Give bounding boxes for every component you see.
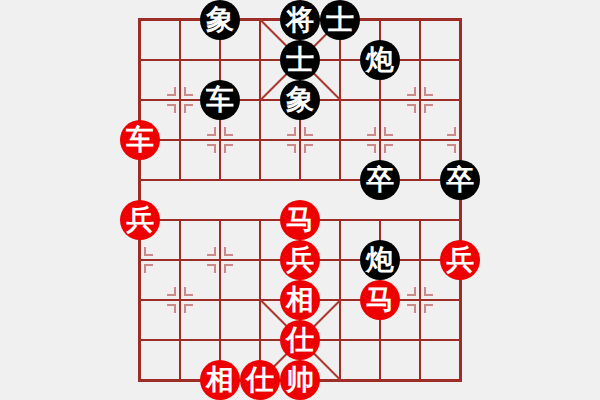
board-point-5-3[interactable]	[320, 120, 360, 160]
board-point-4-7[interactable]: 相	[280, 280, 320, 320]
board-point-6-2[interactable]	[360, 80, 400, 120]
piece-black-soldier-8-4[interactable]: 卒	[440, 160, 480, 200]
piece-black-advisor-4-1[interactable]: 士	[280, 40, 320, 80]
board-point-2-9[interactable]: 相	[200, 360, 240, 400]
board-point-8-9[interactable]	[440, 360, 480, 400]
board-point-7-8[interactable]	[400, 320, 440, 360]
board-point-3-8[interactable]	[240, 320, 280, 360]
piece-red-soldier-8-6[interactable]: 兵	[440, 240, 480, 280]
board-point-5-4[interactable]	[320, 160, 360, 200]
board-point-4-9[interactable]: 帅	[280, 360, 320, 400]
board-point-1-5[interactable]	[160, 200, 200, 240]
board-point-5-5[interactable]	[320, 200, 360, 240]
board-point-3-1[interactable]	[240, 40, 280, 80]
board-point-5-7[interactable]	[320, 280, 360, 320]
board-point-8-7[interactable]	[440, 280, 480, 320]
piece-black-elephant-4-2[interactable]: 象	[280, 80, 320, 120]
piece-black-elephant-2-0[interactable]: 象	[200, 0, 240, 40]
board-point-7-6[interactable]	[400, 240, 440, 280]
board-point-6-3[interactable]	[360, 120, 400, 160]
board-point-8-2[interactable]	[440, 80, 480, 120]
board-point-7-9[interactable]	[400, 360, 440, 400]
piece-red-advisor-3-9[interactable]: 仕	[240, 360, 280, 400]
board-point-6-4[interactable]: 卒	[360, 160, 400, 200]
board-point-3-2[interactable]	[240, 80, 280, 120]
piece-red-soldier-4-6[interactable]: 兵	[280, 240, 320, 280]
piece-black-general-4-0[interactable]: 将	[280, 0, 320, 40]
board-point-5-9[interactable]	[320, 360, 360, 400]
board-point-4-8[interactable]: 仕	[280, 320, 320, 360]
board-point-2-6[interactable]	[200, 240, 240, 280]
board-point-1-6[interactable]	[160, 240, 200, 280]
board-point-6-7[interactable]: 马	[360, 280, 400, 320]
piece-black-soldier-6-4[interactable]: 卒	[360, 160, 400, 200]
board-point-7-3[interactable]	[400, 120, 440, 160]
board-point-0-3[interactable]: 车	[120, 120, 160, 160]
board-point-0-6[interactable]	[120, 240, 160, 280]
piece-red-elephant-2-9[interactable]: 相	[200, 360, 240, 400]
board-point-7-7[interactable]	[400, 280, 440, 320]
board-point-2-3[interactable]	[200, 120, 240, 160]
board-point-1-4[interactable]	[160, 160, 200, 200]
board-point-4-0[interactable]: 将	[280, 0, 320, 40]
board-point-1-9[interactable]	[160, 360, 200, 400]
board-point-2-0[interactable]: 象	[200, 0, 240, 40]
board-point-1-7[interactable]	[160, 280, 200, 320]
board-point-3-7[interactable]	[240, 280, 280, 320]
board-point-3-4[interactable]	[240, 160, 280, 200]
board-point-2-1[interactable]	[200, 40, 240, 80]
board-point-3-3[interactable]	[240, 120, 280, 160]
board-point-5-1[interactable]	[320, 40, 360, 80]
board-point-8-4[interactable]: 卒	[440, 160, 480, 200]
piece-red-general-4-9[interactable]: 帅	[280, 360, 320, 400]
board-point-6-6[interactable]: 炮	[360, 240, 400, 280]
board-point-1-0[interactable]	[160, 0, 200, 40]
board-point-5-6[interactable]	[320, 240, 360, 280]
board-point-5-8[interactable]	[320, 320, 360, 360]
board-point-2-2[interactable]: 车	[200, 80, 240, 120]
board-point-7-1[interactable]	[400, 40, 440, 80]
board-point-8-5[interactable]	[440, 200, 480, 240]
board-point-2-4[interactable]	[200, 160, 240, 200]
board-point-6-5[interactable]	[360, 200, 400, 240]
board-point-1-2[interactable]	[160, 80, 200, 120]
piece-black-advisor-5-0[interactable]: 士	[320, 0, 360, 40]
piece-black-cannon-6-1[interactable]: 炮	[360, 40, 400, 80]
board-point-6-8[interactable]	[360, 320, 400, 360]
board-point-0-9[interactable]	[120, 360, 160, 400]
board-point-2-5[interactable]	[200, 200, 240, 240]
xiangqi-board: 象将士士炮车象车卒卒兵马兵炮兵相马仕相仕帅	[0, 0, 600, 400]
board-point-4-3[interactable]	[280, 120, 320, 160]
piece-black-cannon-6-6[interactable]: 炮	[360, 240, 400, 280]
board-point-4-6[interactable]: 兵	[280, 240, 320, 280]
board-point-0-0[interactable]	[120, 0, 160, 40]
piece-red-horse-6-7[interactable]: 马	[360, 280, 400, 320]
board-point-8-3[interactable]	[440, 120, 480, 160]
board-point-7-4[interactable]	[400, 160, 440, 200]
piece-black-chariot-2-2[interactable]: 车	[200, 80, 240, 120]
board-point-4-2[interactable]: 象	[280, 80, 320, 120]
piece-red-horse-4-5[interactable]: 马	[280, 200, 320, 240]
board-point-7-5[interactable]	[400, 200, 440, 240]
board-point-3-0[interactable]	[240, 0, 280, 40]
board-point-5-0[interactable]: 士	[320, 0, 360, 40]
board-point-7-0[interactable]	[400, 0, 440, 40]
board-point-6-1[interactable]: 炮	[360, 40, 400, 80]
board-point-8-1[interactable]	[440, 40, 480, 80]
board-point-8-0[interactable]	[440, 0, 480, 40]
board-point-8-6[interactable]: 兵	[440, 240, 480, 280]
board-point-0-5[interactable]: 兵	[120, 200, 160, 240]
piece-red-soldier-0-5[interactable]: 兵	[120, 200, 160, 240]
board-point-2-8[interactable]	[200, 320, 240, 360]
board-point-4-5[interactable]: 马	[280, 200, 320, 240]
board-point-0-7[interactable]	[120, 280, 160, 320]
piece-red-chariot-0-3[interactable]: 车	[120, 120, 160, 160]
board-point-1-1[interactable]	[160, 40, 200, 80]
piece-red-elephant-4-7[interactable]: 相	[280, 280, 320, 320]
board-point-8-8[interactable]	[440, 320, 480, 360]
board-point-4-1[interactable]: 士	[280, 40, 320, 80]
board-point-7-2[interactable]	[400, 80, 440, 120]
board-point-6-0[interactable]	[360, 0, 400, 40]
board-points-grid: 象将士士炮车象车卒卒兵马兵炮兵相马仕相仕帅	[120, 0, 480, 400]
board-point-0-4[interactable]	[120, 160, 160, 200]
board-point-3-5[interactable]	[240, 200, 280, 240]
piece-red-advisor-4-8[interactable]: 仕	[280, 320, 320, 360]
board-point-5-2[interactable]	[320, 80, 360, 120]
board-point-6-9[interactable]	[360, 360, 400, 400]
board-point-1-3[interactable]	[160, 120, 200, 160]
board-point-1-8[interactable]	[160, 320, 200, 360]
board-point-0-8[interactable]	[120, 320, 160, 360]
board-point-3-6[interactable]	[240, 240, 280, 280]
board-point-0-1[interactable]	[120, 40, 160, 80]
board-point-3-9[interactable]: 仕	[240, 360, 280, 400]
board-point-2-7[interactable]	[200, 280, 240, 320]
board-point-4-4[interactable]	[280, 160, 320, 200]
board-point-0-2[interactable]	[120, 80, 160, 120]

▶ **GOAL OF THE EXERCISE**:
Rewrite every line of the entries with each "interactable" replaced by "clickable", changing nothing else, and leave out the pictures.

▶ **CORRECT ANSWER**:
Give bounding boxes for every component you see.
board-point-5-3[clickable]	[320, 120, 360, 160]
board-point-4-7[clickable]: 相	[280, 280, 320, 320]
board-point-6-2[clickable]	[360, 80, 400, 120]
piece-black-soldier-8-4[clickable]: 卒	[440, 160, 480, 200]
piece-black-advisor-4-1[clickable]: 士	[280, 40, 320, 80]
board-point-2-9[clickable]: 相	[200, 360, 240, 400]
board-point-8-9[clickable]	[440, 360, 480, 400]
board-point-7-8[clickable]	[400, 320, 440, 360]
board-point-3-8[clickable]	[240, 320, 280, 360]
piece-red-soldier-8-6[clickable]: 兵	[440, 240, 480, 280]
board-point-5-4[clickable]	[320, 160, 360, 200]
board-point-4-9[clickable]: 帅	[280, 360, 320, 400]
board-point-1-5[clickable]	[160, 200, 200, 240]
board-point-5-5[clickable]	[320, 200, 360, 240]
board-point-3-1[clickable]	[240, 40, 280, 80]
board-point-5-7[clickable]	[320, 280, 360, 320]
board-point-8-7[clickable]	[440, 280, 480, 320]
piece-black-elephant-4-2[clickable]: 象	[280, 80, 320, 120]
piece-black-elephant-2-0[clickable]: 象	[200, 0, 240, 40]
board-point-7-6[clickable]	[400, 240, 440, 280]
board-point-6-3[clickable]	[360, 120, 400, 160]
board-point-8-2[clickable]	[440, 80, 480, 120]
board-point-7-9[clickable]	[400, 360, 440, 400]
piece-red-advisor-3-9[clickable]: 仕	[240, 360, 280, 400]
board-point-6-4[clickable]: 卒	[360, 160, 400, 200]
board-point-3-2[clickable]	[240, 80, 280, 120]
piece-red-soldier-4-6[clickable]: 兵	[280, 240, 320, 280]
piece-black-general-4-0[clickable]: 将	[280, 0, 320, 40]
board-point-5-9[clickable]	[320, 360, 360, 400]
board-point-4-8[clickable]: 仕	[280, 320, 320, 360]
board-point-2-6[clickable]	[200, 240, 240, 280]
board-point-1-6[clickable]	[160, 240, 200, 280]
board-point-6-7[clickable]: 马	[360, 280, 400, 320]
piece-black-soldier-6-4[clickable]: 卒	[360, 160, 400, 200]
board-point-7-3[clickable]	[400, 120, 440, 160]
board-point-0-3[clickable]: 车	[120, 120, 160, 160]
board-point-0-6[clickable]	[120, 240, 160, 280]
piece-red-elephant-2-9[clickable]: 相	[200, 360, 240, 400]
board-point-7-7[clickable]	[400, 280, 440, 320]
board-point-2-3[clickable]	[200, 120, 240, 160]
board-point-1-4[clickable]	[160, 160, 200, 200]
board-point-4-0[clickable]: 将	[280, 0, 320, 40]
board-point-1-9[clickable]	[160, 360, 200, 400]
board-point-2-0[clickable]: 象	[200, 0, 240, 40]
board-point-1-7[clickable]	[160, 280, 200, 320]
board-point-3-7[clickable]	[240, 280, 280, 320]
board-point-3-4[clickable]	[240, 160, 280, 200]
board-point-2-1[clickable]	[200, 40, 240, 80]
board-point-3-3[clickable]	[240, 120, 280, 160]
board-point-5-1[clickable]	[320, 40, 360, 80]
board-point-8-4[clickable]: 卒	[440, 160, 480, 200]
piece-red-general-4-9[clickable]: 帅	[280, 360, 320, 400]
board-point-6-6[clickable]: 炮	[360, 240, 400, 280]
board-point-1-0[clickable]	[160, 0, 200, 40]
board-point-5-6[clickable]	[320, 240, 360, 280]
board-point-5-8[clickable]	[320, 320, 360, 360]
board-point-2-2[clickable]: 车	[200, 80, 240, 120]
board-point-7-1[clickable]	[400, 40, 440, 80]
board-point-8-5[clickable]	[440, 200, 480, 240]
board-point-2-4[clickable]	[200, 160, 240, 200]
board-point-6-5[clickable]	[360, 200, 400, 240]
board-point-1-2[clickable]	[160, 80, 200, 120]
piece-black-advisor-5-0[clickable]: 士	[320, 0, 360, 40]
piece-black-cannon-6-1[clickable]: 炮	[360, 40, 400, 80]
board-point-6-8[clickable]	[360, 320, 400, 360]
board-point-0-9[clickable]	[120, 360, 160, 400]
board-point-2-5[clickable]	[200, 200, 240, 240]
xiangqi-board: 象将士士炮车象车卒卒兵马兵炮兵相马仕相仕帅	[0, 0, 600, 400]
board-point-4-3[clickable]	[280, 120, 320, 160]
piece-black-cannon-6-6[clickable]: 炮	[360, 240, 400, 280]
board-point-4-6[clickable]: 兵	[280, 240, 320, 280]
board-point-0-0[clickable]	[120, 0, 160, 40]
piece-red-horse-6-7[clickable]: 马	[360, 280, 400, 320]
board-point-8-3[clickable]	[440, 120, 480, 160]
board-point-7-4[clickable]	[400, 160, 440, 200]
piece-black-chariot-2-2[clickable]: 车	[200, 80, 240, 120]
board-point-4-2[clickable]: 象	[280, 80, 320, 120]
piece-red-horse-4-5[clickable]: 马	[280, 200, 320, 240]
board-point-7-5[clickable]	[400, 200, 440, 240]
board-point-3-0[clickable]	[240, 0, 280, 40]
board-point-5-0[clickable]: 士	[320, 0, 360, 40]
board-point-7-0[clickable]	[400, 0, 440, 40]
board-point-6-1[clickable]: 炮	[360, 40, 400, 80]
board-point-8-1[clickable]	[440, 40, 480, 80]
board-point-8-0[clickable]	[440, 0, 480, 40]
board-point-8-6[clickable]: 兵	[440, 240, 480, 280]
board-point-0-5[clickable]: 兵	[120, 200, 160, 240]
piece-red-soldier-0-5[clickable]: 兵	[120, 200, 160, 240]
board-point-2-8[clickable]	[200, 320, 240, 360]
board-point-4-5[clickable]: 马	[280, 200, 320, 240]
board-point-0-7[clickable]	[120, 280, 160, 320]
piece-red-chariot-0-3[clickable]: 车	[120, 120, 160, 160]
board-point-1-1[clickable]	[160, 40, 200, 80]
piece-red-elephant-4-7[clickable]: 相	[280, 280, 320, 320]
board-point-8-8[clickable]	[440, 320, 480, 360]
board-point-4-1[clickable]: 士	[280, 40, 320, 80]
board-point-7-2[clickable]	[400, 80, 440, 120]
board-point-6-0[clickable]	[360, 0, 400, 40]
board-points-grid: 象将士士炮车象车卒卒兵马兵炮兵相马仕相仕帅	[120, 0, 480, 400]
board-point-0-4[clickable]	[120, 160, 160, 200]
board-point-3-5[clickable]	[240, 200, 280, 240]
piece-red-advisor-4-8[clickable]: 仕	[280, 320, 320, 360]
board-point-5-2[clickable]	[320, 80, 360, 120]
board-point-6-9[clickable]	[360, 360, 400, 400]
board-point-1-3[clickable]	[160, 120, 200, 160]
board-point-1-8[clickable]	[160, 320, 200, 360]
board-point-0-8[clickable]	[120, 320, 160, 360]
board-point-3-6[clickable]	[240, 240, 280, 280]
board-point-0-1[clickable]	[120, 40, 160, 80]
board-point-3-9[clickable]: 仕	[240, 360, 280, 400]
board-point-2-7[clickable]	[200, 280, 240, 320]
board-point-4-4[clickable]	[280, 160, 320, 200]
board-point-0-2[clickable]	[120, 80, 160, 120]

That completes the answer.